Dataset items
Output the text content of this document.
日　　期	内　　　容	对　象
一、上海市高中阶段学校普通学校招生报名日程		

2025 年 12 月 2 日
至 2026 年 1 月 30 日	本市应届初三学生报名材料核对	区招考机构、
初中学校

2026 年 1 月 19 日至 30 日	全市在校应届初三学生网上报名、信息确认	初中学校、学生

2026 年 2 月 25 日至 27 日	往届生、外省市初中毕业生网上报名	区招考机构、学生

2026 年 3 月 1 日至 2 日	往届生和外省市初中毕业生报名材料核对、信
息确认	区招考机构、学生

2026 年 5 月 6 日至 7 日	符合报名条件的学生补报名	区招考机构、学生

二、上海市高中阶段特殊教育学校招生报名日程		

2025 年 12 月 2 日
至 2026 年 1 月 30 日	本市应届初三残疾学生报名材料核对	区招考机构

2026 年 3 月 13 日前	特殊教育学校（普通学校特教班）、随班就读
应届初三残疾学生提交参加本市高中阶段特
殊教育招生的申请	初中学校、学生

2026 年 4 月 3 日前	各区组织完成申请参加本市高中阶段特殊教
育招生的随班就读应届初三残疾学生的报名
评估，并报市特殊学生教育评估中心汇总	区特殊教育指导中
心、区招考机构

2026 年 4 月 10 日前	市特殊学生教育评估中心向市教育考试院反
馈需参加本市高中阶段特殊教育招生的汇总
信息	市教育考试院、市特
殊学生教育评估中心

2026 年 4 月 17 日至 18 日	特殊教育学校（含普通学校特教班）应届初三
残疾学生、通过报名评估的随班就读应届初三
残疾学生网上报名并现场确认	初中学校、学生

• **Direction**
Which lines hold the word "初中学校"? Copy each of them from the records.

• **Answer for this exercise**
初中学校
2026 年 1 月 19 日至 30 日	全市在校应届初三学生网上报名、信息确认	初中学校、学生
殊教育招生的申请	初中学校、学生
残疾学生网上报名并现场确认	初中学校、学生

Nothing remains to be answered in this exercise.